Identify every line in the records below that contains the word "JSON", and copy each of those lines.
----
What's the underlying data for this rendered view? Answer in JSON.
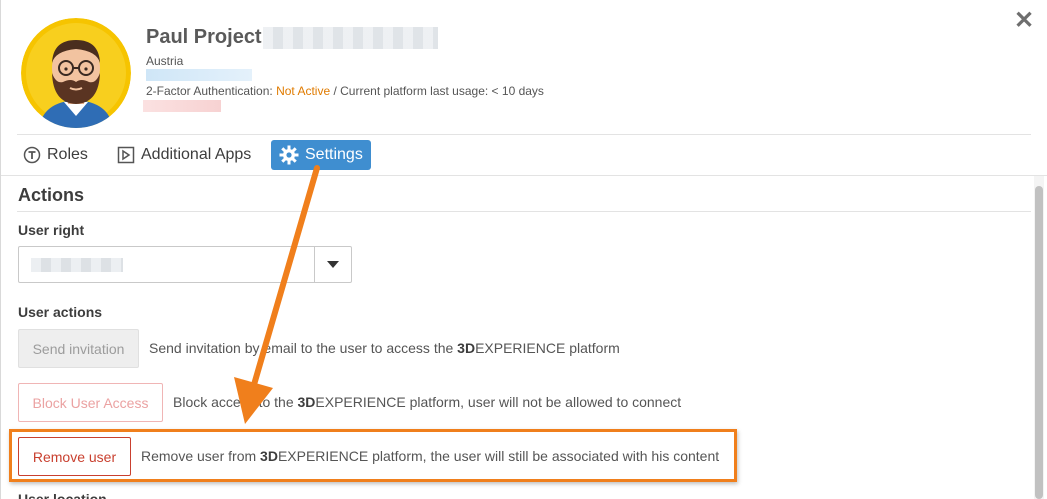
{
  "dialog": {
    "close_label": "✕"
  },
  "user": {
    "name": "Paul Project",
    "country": "Austria",
    "tfa_label": "2-Factor Authentication:",
    "tfa_status": "Not Active",
    "usage_label": "/ Current platform last usage:",
    "usage_value": "< 10 days"
  },
  "tabs": [
    {
      "label": "Roles",
      "icon": "roles-icon"
    },
    {
      "label": "Additional Apps",
      "icon": "apps-icon"
    },
    {
      "label": "Settings",
      "icon": "gear-icon",
      "active": true
    }
  ],
  "actions": {
    "title": "Actions",
    "user_right_label": "User right",
    "user_actions_label": "User actions",
    "invite": {
      "button": "Send invitation",
      "desc_pre": "Send invitation by email to the user to access the",
      "brand_bold": "3D",
      "brand_rest": "EXPERIENCE",
      "desc_post": "platform"
    },
    "block": {
      "button": "Block User Access",
      "desc_pre": "Block access to the",
      "brand_bold": "3D",
      "brand_rest": "EXPERIENCE",
      "desc_post": "platform, user will not be allowed to connect"
    },
    "remove": {
      "button": "Remove user",
      "desc_pre": "Remove user from",
      "brand_bold": "3D",
      "brand_rest": "EXPERIENCE",
      "desc_post": "platform, the user will still be associated with his content"
    },
    "location_label": "User location"
  },
  "colors": {
    "accent": "#3f8ed0",
    "warning": "#e07b00",
    "danger": "#c9402f",
    "annotation": "#f07f1c"
  }
}
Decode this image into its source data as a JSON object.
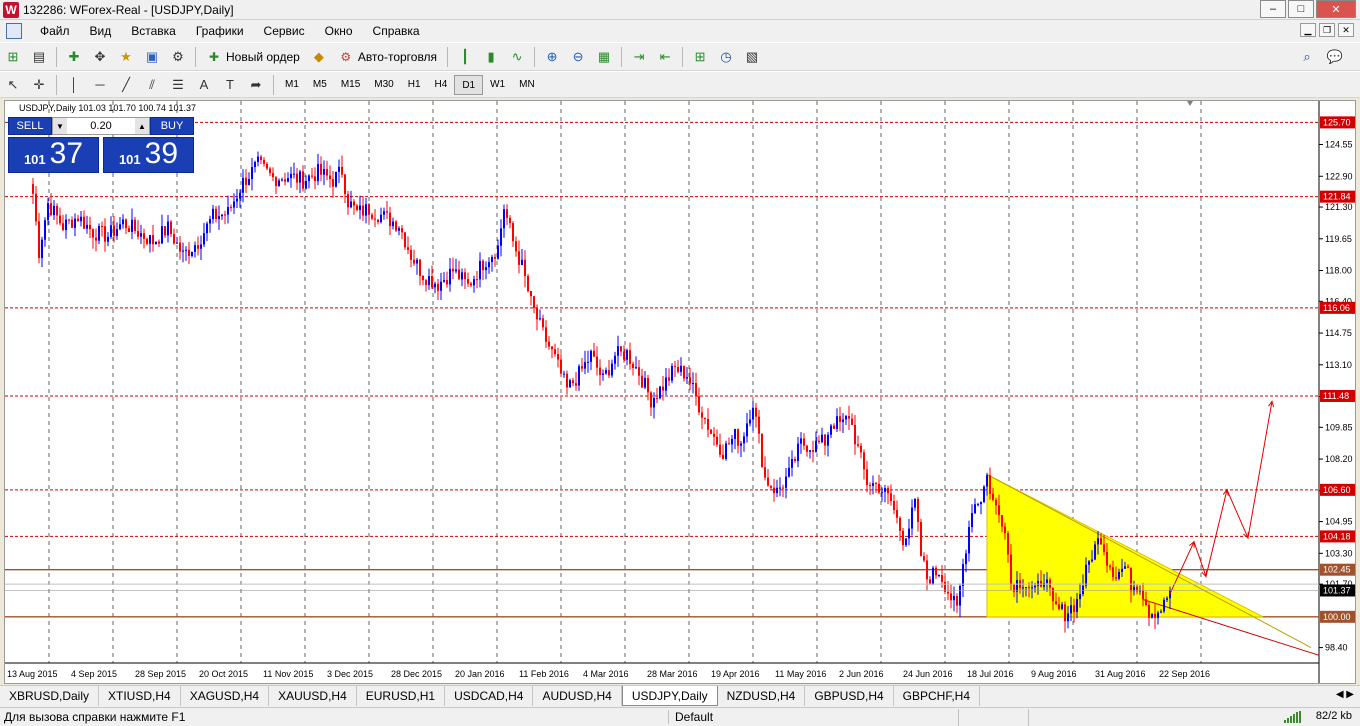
{
  "window": {
    "title": "132286: WForex-Real - [USDJPY,Daily]",
    "logo": "W",
    "minimize": "–",
    "maximize": "□",
    "close": "✕"
  },
  "menu": [
    "Файл",
    "Вид",
    "Вставка",
    "Графики",
    "Сервис",
    "Окно",
    "Справка"
  ],
  "toolbar": {
    "new_order": "Новый ордер",
    "auto_trading": "Авто-торговля",
    "timeframes": [
      "M1",
      "M5",
      "M15",
      "M30",
      "H1",
      "H4",
      "D1",
      "W1",
      "MN"
    ],
    "active_timeframe": "D1"
  },
  "chart": {
    "symbol_info": "USDJPY,Daily  101.03 101.70 100.74 101.37",
    "trade_panel": {
      "sell_label": "SELL",
      "buy_label": "BUY",
      "lot": "0.20",
      "sell_small": "101",
      "sell_big": "37",
      "buy_small": "101",
      "buy_big": "39"
    }
  },
  "chart_data": {
    "type": "candlestick",
    "symbol": "USDJPY",
    "timeframe": "Daily",
    "ylim": [
      97.6,
      126.5
    ],
    "y_ticks": [
      "124.55",
      "122.90",
      "121.30",
      "119.65",
      "118.00",
      "116.40",
      "114.75",
      "113.10",
      "111.45",
      "109.85",
      "108.20",
      "106.55",
      "104.95",
      "103.30",
      "101.70",
      "98.40"
    ],
    "x_labels": [
      "13 Aug 2015",
      "4 Sep 2015",
      "28 Sep 2015",
      "20 Oct 2015",
      "11 Nov 2015",
      "3 Dec 2015",
      "28 Dec 2015",
      "20 Jan 2016",
      "11 Feb 2016",
      "4 Mar 2016",
      "28 Mar 2016",
      "19 Apr 2016",
      "11 May 2016",
      "2 Jun 2016",
      "24 Jun 2016",
      "18 Jul 2016",
      "9 Aug 2016",
      "31 Aug 2016",
      "22 Sep 2016"
    ],
    "h_levels": [
      {
        "label": "125.70",
        "value": 125.7,
        "style": "dashed"
      },
      {
        "label": "121.84",
        "value": 121.84,
        "style": "dashed"
      },
      {
        "label": "116.06",
        "value": 116.06,
        "style": "dashed"
      },
      {
        "label": "111.48",
        "value": 111.48,
        "style": "dashed"
      },
      {
        "label": "106.60",
        "value": 106.6,
        "style": "dashed"
      },
      {
        "label": "104.18",
        "value": 104.18,
        "style": "dashed"
      },
      {
        "label": "102.45",
        "value": 102.45,
        "style": "solid"
      },
      {
        "label": "100.00",
        "value": 100.0,
        "style": "solid"
      }
    ],
    "current_price": {
      "label": "101.37",
      "value": 101.37
    },
    "ask_line": 101.7,
    "path": [
      [
        0,
        122.0
      ],
      [
        2,
        119.0
      ],
      [
        5,
        121.5
      ],
      [
        10,
        120.3
      ],
      [
        15,
        120.8
      ],
      [
        20,
        120.0
      ],
      [
        25,
        119.8
      ],
      [
        30,
        120.5
      ],
      [
        35,
        120.0
      ],
      [
        40,
        119.5
      ],
      [
        45,
        120.2
      ],
      [
        50,
        118.8
      ],
      [
        55,
        119.5
      ],
      [
        60,
        120.8
      ],
      [
        65,
        121.0
      ],
      [
        70,
        122.6
      ],
      [
        75,
        123.5
      ],
      [
        80,
        122.8
      ],
      [
        85,
        122.9
      ],
      [
        90,
        122.7
      ],
      [
        95,
        123.1
      ],
      [
        100,
        122.7
      ],
      [
        103,
        123.2
      ],
      [
        105,
        121.6
      ],
      [
        108,
        121.0
      ],
      [
        112,
        121.2
      ],
      [
        118,
        120.7
      ],
      [
        122,
        120.4
      ],
      [
        126,
        118.8
      ],
      [
        130,
        117.8
      ],
      [
        135,
        117.3
      ],
      [
        140,
        118.0
      ],
      [
        145,
        117.2
      ],
      [
        150,
        118.4
      ],
      [
        155,
        119.2
      ],
      [
        157,
        121.3
      ],
      [
        160,
        119.5
      ],
      [
        163,
        118.2
      ],
      [
        166,
        116.3
      ],
      [
        170,
        114.7
      ],
      [
        174,
        113.4
      ],
      [
        178,
        111.8
      ],
      [
        182,
        112.6
      ],
      [
        186,
        113.6
      ],
      [
        190,
        112.3
      ],
      [
        194,
        113.6
      ],
      [
        198,
        113.7
      ],
      [
        202,
        112.7
      ],
      [
        206,
        111.3
      ],
      [
        210,
        112.0
      ],
      [
        214,
        112.9
      ],
      [
        218,
        112.6
      ],
      [
        222,
        111.0
      ],
      [
        226,
        109.6
      ],
      [
        230,
        108.6
      ],
      [
        234,
        109.4
      ],
      [
        236,
        109.1
      ],
      [
        240,
        111.2
      ],
      [
        242,
        109.2
      ],
      [
        244,
        107.2
      ],
      [
        248,
        106.5
      ],
      [
        252,
        107.4
      ],
      [
        256,
        109.0
      ],
      [
        260,
        108.9
      ],
      [
        264,
        109.1
      ],
      [
        266,
        110.1
      ],
      [
        270,
        110.0
      ],
      [
        272,
        110.5
      ],
      [
        275,
        108.7
      ],
      [
        278,
        107.0
      ],
      [
        282,
        106.8
      ],
      [
        286,
        106.0
      ],
      [
        290,
        104.1
      ],
      [
        292,
        104.7
      ],
      [
        294,
        105.9
      ],
      [
        296,
        103.2
      ],
      [
        298,
        102.0
      ],
      [
        302,
        102.4
      ],
      [
        304,
        101.7
      ],
      [
        308,
        100.3
      ],
      [
        310,
        102.7
      ],
      [
        313,
        105.7
      ],
      [
        316,
        106.2
      ],
      [
        318,
        107.3
      ],
      [
        320,
        106.0
      ],
      [
        322,
        105.3
      ],
      [
        324,
        104.8
      ],
      [
        326,
        101.7
      ],
      [
        330,
        101.9
      ],
      [
        334,
        101.2
      ],
      [
        337,
        102.2
      ],
      [
        340,
        100.5
      ],
      [
        344,
        100.2
      ],
      [
        348,
        100.8
      ],
      [
        351,
        102.3
      ],
      [
        353,
        103.3
      ],
      [
        356,
        104.2
      ],
      [
        358,
        103.0
      ],
      [
        361,
        102.2
      ],
      [
        364,
        102.6
      ],
      [
        366,
        101.7
      ],
      [
        369,
        101.7
      ],
      [
        372,
        100.3
      ],
      [
        375,
        100.3
      ],
      [
        377,
        100.6
      ],
      [
        379,
        101.4
      ]
    ],
    "triangle": [
      [
        318,
        107.4
      ],
      [
        318,
        100.0
      ],
      [
        410,
        100.0
      ]
    ],
    "forecast": [
      [
        379,
        101.2
      ],
      [
        387,
        103.9
      ],
      [
        391,
        102.1
      ],
      [
        398,
        106.6
      ],
      [
        405,
        104.1
      ],
      [
        413,
        111.2
      ]
    ],
    "trend_line": [
      [
        318,
        107.4
      ],
      [
        426,
        98.4
      ]
    ]
  },
  "tabs": [
    "XBRUSD,Daily",
    "XTIUSD,H4",
    "XAGUSD,H4",
    "XAUUSD,H4",
    "EURUSD,H1",
    "USDCAD,H4",
    "AUDUSD,H4",
    "USDJPY,Daily",
    "NZDUSD,H4",
    "GBPUSD,H4",
    "GBPCHF,H4"
  ],
  "active_tab": "USDJPY,Daily",
  "status": {
    "help": "Для вызова справки нажмите F1",
    "profile": "Default",
    "traffic": "82/2 kb"
  }
}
----
**Written response**:
What's the underlying data for this rendered view? Answer in JSON.
Decode this image into its source data as a JSON object.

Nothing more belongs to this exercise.